Items listed in a dataset:
★ ★ ★
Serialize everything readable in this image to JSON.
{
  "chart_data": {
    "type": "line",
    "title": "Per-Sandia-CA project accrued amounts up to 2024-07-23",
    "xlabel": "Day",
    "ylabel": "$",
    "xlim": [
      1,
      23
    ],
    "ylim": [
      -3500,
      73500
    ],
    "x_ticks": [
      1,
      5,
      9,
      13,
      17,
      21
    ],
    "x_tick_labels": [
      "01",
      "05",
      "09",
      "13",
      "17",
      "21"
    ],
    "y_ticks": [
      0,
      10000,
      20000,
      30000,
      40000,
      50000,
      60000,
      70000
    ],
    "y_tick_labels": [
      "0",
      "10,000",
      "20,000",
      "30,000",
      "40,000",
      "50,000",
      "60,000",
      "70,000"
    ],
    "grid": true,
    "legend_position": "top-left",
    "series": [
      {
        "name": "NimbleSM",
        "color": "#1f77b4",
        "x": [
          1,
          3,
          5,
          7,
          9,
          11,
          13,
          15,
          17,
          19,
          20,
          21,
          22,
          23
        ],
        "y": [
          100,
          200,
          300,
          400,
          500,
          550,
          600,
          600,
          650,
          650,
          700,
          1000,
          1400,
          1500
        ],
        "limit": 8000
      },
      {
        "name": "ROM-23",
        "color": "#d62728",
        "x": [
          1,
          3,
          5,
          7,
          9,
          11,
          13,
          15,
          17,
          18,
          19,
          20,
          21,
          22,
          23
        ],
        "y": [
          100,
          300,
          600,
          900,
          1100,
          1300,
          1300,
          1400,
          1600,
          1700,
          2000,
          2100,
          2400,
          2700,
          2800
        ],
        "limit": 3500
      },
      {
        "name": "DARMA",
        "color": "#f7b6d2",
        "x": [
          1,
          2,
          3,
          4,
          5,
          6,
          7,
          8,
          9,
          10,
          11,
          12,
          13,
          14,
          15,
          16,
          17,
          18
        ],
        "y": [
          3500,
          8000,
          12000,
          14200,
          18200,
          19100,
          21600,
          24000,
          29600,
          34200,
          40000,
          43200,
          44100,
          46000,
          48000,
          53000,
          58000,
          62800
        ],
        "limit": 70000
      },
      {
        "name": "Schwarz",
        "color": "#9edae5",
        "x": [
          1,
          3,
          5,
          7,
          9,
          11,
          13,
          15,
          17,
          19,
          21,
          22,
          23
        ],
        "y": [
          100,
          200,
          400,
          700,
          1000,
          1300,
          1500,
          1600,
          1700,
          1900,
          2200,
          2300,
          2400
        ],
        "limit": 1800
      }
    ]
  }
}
★ ★ ★
- _What to work on_
Please repeat the listing exactly, with nothing left out.

- _Result_
Serialize everything readable in this image to JSON.
{
  "chart_data": {
    "type": "line",
    "title": "Per-Sandia-CA project accrued amounts up to 2024-07-23",
    "xlabel": "Day",
    "ylabel": "$",
    "xlim": [
      1,
      23
    ],
    "ylim": [
      -3500,
      73500
    ],
    "x_ticks": [
      1,
      5,
      9,
      13,
      17,
      21
    ],
    "x_tick_labels": [
      "01",
      "05",
      "09",
      "13",
      "17",
      "21"
    ],
    "y_ticks": [
      0,
      10000,
      20000,
      30000,
      40000,
      50000,
      60000,
      70000
    ],
    "y_tick_labels": [
      "0",
      "10,000",
      "20,000",
      "30,000",
      "40,000",
      "50,000",
      "60,000",
      "70,000"
    ],
    "grid": true,
    "legend_position": "top-left",
    "series": [
      {
        "name": "NimbleSM",
        "color": "#1f77b4",
        "x": [
          1,
          3,
          5,
          7,
          9,
          11,
          13,
          15,
          17,
          19,
          20,
          21,
          22,
          23
        ],
        "y": [
          100,
          200,
          300,
          400,
          500,
          550,
          600,
          600,
          650,
          650,
          700,
          1000,
          1400,
          1500
        ],
        "limit": 8000
      },
      {
        "name": "ROM-23",
        "color": "#d62728",
        "x": [
          1,
          3,
          5,
          7,
          9,
          11,
          13,
          15,
          17,
          18,
          19,
          20,
          21,
          22,
          23
        ],
        "y": [
          100,
          300,
          600,
          900,
          1100,
          1300,
          1300,
          1400,
          1600,
          1700,
          2000,
          2100,
          2400,
          2700,
          2800
        ],
        "limit": 3500
      },
      {
        "name": "DARMA",
        "color": "#f7b6d2",
        "x": [
          1,
          2,
          3,
          4,
          5,
          6,
          7,
          8,
          9,
          10,
          11,
          12,
          13,
          14,
          15,
          16,
          17,
          18
        ],
        "y": [
          3500,
          8000,
          12000,
          14200,
          18200,
          19100,
          21600,
          24000,
          29600,
          34200,
          40000,
          43200,
          44100,
          46000,
          48000,
          53000,
          58000,
          62800
        ],
        "limit": 70000
      },
      {
        "name": "Schwarz",
        "color": "#9edae5",
        "x": [
          1,
          3,
          5,
          7,
          9,
          11,
          13,
          15,
          17,
          19,
          21,
          22,
          23
        ],
        "y": [
          100,
          200,
          400,
          700,
          1000,
          1300,
          1500,
          1600,
          1700,
          1900,
          2200,
          2300,
          2400
        ],
        "limit": 1800
      }
    ]
  }
}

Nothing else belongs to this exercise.